MATERIAL:

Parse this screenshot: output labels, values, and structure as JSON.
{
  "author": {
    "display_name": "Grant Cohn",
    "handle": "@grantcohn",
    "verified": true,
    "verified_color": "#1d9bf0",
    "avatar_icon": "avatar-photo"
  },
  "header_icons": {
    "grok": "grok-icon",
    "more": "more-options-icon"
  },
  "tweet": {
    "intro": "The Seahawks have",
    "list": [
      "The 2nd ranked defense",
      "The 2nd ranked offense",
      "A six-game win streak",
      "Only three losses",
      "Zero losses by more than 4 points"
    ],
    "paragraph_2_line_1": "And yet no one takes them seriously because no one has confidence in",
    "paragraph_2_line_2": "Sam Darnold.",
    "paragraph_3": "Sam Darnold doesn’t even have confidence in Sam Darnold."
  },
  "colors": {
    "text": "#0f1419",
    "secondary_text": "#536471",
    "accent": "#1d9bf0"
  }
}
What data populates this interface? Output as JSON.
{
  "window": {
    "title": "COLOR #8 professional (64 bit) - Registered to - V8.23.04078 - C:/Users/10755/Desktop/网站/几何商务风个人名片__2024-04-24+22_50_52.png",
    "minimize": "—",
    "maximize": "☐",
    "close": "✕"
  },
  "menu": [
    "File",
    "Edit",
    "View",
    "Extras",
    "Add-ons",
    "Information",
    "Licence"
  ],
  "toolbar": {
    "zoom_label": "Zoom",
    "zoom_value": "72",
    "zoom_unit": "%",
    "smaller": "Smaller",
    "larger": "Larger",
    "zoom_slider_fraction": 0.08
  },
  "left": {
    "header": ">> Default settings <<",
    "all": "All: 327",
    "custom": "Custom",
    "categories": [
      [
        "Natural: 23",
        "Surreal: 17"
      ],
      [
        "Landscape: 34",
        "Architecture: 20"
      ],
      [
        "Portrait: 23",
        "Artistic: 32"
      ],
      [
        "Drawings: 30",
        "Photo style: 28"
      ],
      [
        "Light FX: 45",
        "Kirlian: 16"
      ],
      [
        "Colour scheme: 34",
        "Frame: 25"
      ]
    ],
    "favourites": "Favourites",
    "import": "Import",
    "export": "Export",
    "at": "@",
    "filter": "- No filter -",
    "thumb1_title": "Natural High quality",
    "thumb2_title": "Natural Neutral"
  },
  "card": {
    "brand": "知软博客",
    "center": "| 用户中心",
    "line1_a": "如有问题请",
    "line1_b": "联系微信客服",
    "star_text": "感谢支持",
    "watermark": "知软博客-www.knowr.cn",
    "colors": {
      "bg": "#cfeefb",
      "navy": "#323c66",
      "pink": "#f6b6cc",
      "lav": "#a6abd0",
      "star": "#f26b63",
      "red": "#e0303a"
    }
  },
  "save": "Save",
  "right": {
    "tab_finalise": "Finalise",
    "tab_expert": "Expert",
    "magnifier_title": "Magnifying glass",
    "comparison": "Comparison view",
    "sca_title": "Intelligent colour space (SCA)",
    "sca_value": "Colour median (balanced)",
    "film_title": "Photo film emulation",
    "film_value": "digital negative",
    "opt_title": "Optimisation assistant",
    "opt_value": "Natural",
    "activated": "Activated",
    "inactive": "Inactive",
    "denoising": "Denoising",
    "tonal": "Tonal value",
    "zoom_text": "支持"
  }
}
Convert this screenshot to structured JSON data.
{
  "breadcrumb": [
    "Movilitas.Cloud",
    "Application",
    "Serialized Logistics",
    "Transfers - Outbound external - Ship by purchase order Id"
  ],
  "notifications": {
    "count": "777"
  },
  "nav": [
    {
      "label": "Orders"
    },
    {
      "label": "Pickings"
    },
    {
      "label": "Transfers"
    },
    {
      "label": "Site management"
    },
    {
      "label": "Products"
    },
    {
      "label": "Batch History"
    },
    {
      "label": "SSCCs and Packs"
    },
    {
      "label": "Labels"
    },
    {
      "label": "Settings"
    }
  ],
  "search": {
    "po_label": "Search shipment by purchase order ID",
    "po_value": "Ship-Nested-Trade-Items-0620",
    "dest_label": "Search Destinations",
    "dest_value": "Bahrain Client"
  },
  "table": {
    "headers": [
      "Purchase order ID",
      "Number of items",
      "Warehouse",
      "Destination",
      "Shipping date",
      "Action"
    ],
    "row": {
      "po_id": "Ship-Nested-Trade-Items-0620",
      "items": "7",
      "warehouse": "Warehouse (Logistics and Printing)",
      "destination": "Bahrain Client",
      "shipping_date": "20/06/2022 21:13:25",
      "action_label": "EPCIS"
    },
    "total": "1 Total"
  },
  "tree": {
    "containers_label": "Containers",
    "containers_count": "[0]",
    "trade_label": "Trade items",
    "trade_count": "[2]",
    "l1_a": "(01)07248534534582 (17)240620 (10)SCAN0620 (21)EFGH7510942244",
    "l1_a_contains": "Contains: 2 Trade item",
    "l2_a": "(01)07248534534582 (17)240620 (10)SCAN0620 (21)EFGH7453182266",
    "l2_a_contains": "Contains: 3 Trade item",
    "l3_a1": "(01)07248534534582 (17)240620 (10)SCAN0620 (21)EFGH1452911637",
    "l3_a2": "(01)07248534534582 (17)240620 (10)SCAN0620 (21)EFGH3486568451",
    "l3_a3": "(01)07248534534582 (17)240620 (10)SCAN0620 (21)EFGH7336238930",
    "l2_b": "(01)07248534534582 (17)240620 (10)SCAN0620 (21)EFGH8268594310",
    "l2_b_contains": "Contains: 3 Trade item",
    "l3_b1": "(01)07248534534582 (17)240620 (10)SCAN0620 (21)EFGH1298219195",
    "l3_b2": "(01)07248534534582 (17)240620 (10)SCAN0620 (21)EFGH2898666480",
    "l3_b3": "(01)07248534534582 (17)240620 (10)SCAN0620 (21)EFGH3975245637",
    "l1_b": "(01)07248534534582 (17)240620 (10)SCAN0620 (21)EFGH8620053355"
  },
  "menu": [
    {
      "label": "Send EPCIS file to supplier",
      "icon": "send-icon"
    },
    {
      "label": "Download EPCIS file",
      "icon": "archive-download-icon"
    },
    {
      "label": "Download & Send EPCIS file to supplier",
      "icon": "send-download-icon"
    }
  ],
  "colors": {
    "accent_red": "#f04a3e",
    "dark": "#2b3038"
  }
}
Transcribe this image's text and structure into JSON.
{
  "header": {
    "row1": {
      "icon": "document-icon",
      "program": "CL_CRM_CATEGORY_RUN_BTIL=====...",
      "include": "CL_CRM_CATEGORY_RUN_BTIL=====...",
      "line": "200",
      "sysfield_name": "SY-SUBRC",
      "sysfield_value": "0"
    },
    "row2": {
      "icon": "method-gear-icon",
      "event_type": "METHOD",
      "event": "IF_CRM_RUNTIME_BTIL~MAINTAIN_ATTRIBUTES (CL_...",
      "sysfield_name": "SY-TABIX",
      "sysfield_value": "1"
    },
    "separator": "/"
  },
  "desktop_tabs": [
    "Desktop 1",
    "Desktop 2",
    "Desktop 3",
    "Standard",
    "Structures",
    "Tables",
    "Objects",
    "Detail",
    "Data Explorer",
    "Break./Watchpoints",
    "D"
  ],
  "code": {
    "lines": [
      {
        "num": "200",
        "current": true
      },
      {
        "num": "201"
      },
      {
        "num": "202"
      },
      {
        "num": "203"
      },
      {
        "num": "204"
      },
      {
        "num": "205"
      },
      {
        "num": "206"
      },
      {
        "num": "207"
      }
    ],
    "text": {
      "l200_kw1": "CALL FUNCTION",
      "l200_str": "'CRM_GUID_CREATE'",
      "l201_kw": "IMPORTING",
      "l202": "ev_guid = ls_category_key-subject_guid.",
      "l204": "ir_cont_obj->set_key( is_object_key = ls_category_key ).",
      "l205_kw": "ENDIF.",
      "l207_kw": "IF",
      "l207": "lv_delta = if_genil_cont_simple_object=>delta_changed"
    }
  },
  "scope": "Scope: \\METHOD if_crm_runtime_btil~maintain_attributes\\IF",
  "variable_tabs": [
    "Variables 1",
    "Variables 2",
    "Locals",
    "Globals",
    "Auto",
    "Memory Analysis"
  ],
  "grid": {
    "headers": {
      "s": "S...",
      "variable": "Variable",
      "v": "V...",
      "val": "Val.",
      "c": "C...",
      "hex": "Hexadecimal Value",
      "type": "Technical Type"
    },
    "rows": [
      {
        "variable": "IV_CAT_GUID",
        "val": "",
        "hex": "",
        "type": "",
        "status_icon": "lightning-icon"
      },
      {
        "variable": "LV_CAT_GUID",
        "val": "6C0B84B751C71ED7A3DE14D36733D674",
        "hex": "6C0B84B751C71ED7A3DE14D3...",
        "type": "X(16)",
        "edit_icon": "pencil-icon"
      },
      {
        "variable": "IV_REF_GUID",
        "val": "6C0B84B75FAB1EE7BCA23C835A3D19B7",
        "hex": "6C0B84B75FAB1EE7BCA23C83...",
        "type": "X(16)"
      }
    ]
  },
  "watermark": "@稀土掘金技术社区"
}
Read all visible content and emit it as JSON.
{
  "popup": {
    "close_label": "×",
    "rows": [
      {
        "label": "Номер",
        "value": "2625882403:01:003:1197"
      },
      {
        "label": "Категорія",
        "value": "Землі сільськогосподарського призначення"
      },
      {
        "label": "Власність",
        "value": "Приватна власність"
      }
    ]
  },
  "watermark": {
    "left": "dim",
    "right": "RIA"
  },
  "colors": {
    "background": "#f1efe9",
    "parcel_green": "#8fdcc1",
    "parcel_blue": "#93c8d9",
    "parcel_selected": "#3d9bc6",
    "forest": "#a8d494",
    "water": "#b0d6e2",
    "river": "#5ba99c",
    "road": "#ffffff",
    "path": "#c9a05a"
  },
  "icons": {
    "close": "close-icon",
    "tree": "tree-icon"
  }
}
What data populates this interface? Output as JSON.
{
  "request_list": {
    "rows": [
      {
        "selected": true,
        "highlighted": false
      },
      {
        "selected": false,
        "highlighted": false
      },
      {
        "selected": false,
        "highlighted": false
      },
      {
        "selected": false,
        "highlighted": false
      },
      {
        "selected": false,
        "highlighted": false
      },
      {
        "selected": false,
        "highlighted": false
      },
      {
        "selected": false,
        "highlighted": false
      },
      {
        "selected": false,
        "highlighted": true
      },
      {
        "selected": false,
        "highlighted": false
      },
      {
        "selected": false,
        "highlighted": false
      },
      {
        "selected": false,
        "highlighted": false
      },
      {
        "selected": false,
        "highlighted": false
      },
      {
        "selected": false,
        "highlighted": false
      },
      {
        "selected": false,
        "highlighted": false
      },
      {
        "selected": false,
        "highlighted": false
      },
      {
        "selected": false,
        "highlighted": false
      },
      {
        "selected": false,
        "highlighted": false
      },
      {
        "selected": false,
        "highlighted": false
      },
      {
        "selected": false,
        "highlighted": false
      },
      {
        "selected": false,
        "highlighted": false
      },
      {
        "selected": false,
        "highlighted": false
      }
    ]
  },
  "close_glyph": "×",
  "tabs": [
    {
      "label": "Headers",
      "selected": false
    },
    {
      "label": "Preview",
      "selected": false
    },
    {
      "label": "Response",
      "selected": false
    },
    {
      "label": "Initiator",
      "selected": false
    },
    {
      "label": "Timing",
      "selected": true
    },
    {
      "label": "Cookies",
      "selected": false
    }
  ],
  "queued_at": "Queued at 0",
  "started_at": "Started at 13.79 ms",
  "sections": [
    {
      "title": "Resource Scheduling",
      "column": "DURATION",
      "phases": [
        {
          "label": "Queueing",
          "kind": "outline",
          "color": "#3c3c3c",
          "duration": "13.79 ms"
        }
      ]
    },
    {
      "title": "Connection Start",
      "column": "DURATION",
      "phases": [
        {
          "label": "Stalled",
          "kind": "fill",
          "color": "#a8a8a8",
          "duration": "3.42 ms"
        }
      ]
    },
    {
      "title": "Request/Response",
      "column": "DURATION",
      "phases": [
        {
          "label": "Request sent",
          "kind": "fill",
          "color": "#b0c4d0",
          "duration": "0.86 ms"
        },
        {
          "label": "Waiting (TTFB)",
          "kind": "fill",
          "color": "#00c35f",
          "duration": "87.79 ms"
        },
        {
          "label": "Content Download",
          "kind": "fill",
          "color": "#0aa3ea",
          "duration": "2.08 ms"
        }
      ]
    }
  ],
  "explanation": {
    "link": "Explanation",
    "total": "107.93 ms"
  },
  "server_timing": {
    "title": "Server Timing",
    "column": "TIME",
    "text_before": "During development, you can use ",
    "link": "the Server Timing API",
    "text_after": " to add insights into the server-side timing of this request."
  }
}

PROBLEM TO WORK ON:
Copy out every line of the listing that contains the string "have".

RESPONSE TO THE EXERCISE:
    "intro": "The Seahawks have",
    "paragraph_3": "Sam Darnold doesn’t even have confidence in Sam Darnold."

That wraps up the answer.